__REQUIREMENTS__. Transcribe the listing in full, excluding any pictures.

==========

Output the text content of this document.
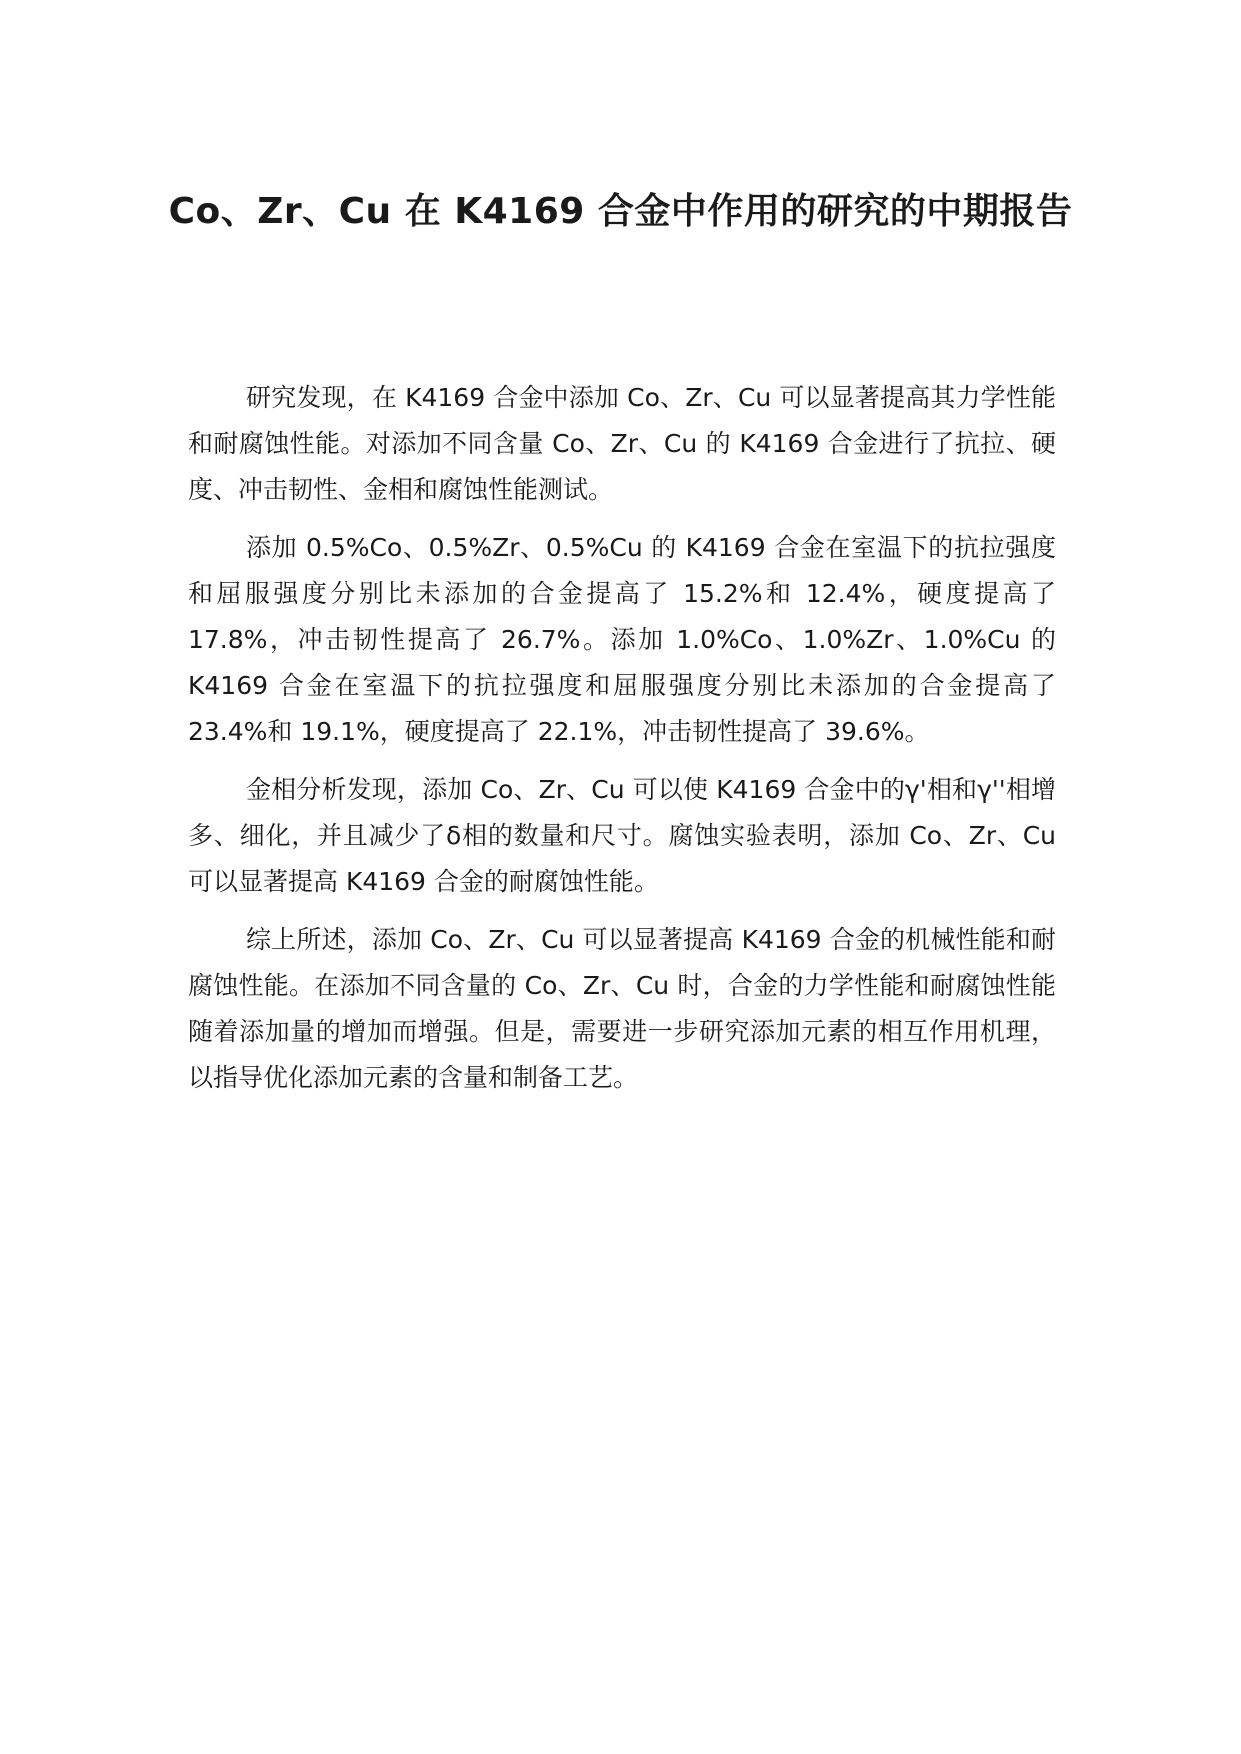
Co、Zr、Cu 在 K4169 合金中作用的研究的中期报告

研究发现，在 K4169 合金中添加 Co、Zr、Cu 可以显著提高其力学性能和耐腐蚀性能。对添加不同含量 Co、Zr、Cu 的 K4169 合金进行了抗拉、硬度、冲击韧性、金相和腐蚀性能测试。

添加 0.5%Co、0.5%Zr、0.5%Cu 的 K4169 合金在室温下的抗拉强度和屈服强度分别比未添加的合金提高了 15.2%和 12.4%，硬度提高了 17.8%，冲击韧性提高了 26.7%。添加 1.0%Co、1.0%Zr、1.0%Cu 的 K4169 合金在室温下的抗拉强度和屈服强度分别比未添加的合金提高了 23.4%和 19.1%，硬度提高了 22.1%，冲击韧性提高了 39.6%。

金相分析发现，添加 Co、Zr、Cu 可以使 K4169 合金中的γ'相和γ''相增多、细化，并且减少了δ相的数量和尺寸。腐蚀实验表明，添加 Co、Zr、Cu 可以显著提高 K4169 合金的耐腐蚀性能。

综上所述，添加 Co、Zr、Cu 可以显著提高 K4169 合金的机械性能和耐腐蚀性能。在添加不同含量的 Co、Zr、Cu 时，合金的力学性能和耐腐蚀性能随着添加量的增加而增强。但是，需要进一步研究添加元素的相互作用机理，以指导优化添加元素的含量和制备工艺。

==========

__CORRECT OUTPUT__.
Output the text content of this document.
Co、Zr、Cu 在 K4169 合金中作用的研究的中期报告

研究发现，在 K4169 合金中添加 Co、Zr、Cu 可以显著提高其力学性能和耐腐蚀性能。对添加不同含量 Co、Zr、Cu 的 K4169 合金进行了抗拉、硬度、冲击韧性、金相和腐蚀性能测试。

添加 0.5%Co、0.5%Zr、0.5%Cu 的 K4169 合金在室温下的抗拉强度和屈服强度分别比未添加的合金提高了 15.2%和 12.4%，硬度提高了 17.8%，冲击韧性提高了 26.7%。添加 1.0%Co、1.0%Zr、1.0%Cu 的 K4169 合金在室温下的抗拉强度和屈服强度分别比未添加的合金提高了 23.4%和 19.1%，硬度提高了 22.1%，冲击韧性提高了 39.6%。

金相分析发现，添加 Co、Zr、Cu 可以使 K4169 合金中的γ'相和γ''相增多、细化，并且减少了δ相的数量和尺寸。腐蚀实验表明，添加 Co、Zr、Cu 可以显著提高 K4169 合金的耐腐蚀性能。

综上所述，添加 Co、Zr、Cu 可以显著提高 K4169 合金的机械性能和耐腐蚀性能。在添加不同含量的 Co、Zr、Cu 时，合金的力学性能和耐腐蚀性能随着添加量的增加而增强。但是，需要进一步研究添加元素的相互作用机理，以指导优化添加元素的含量和制备工艺。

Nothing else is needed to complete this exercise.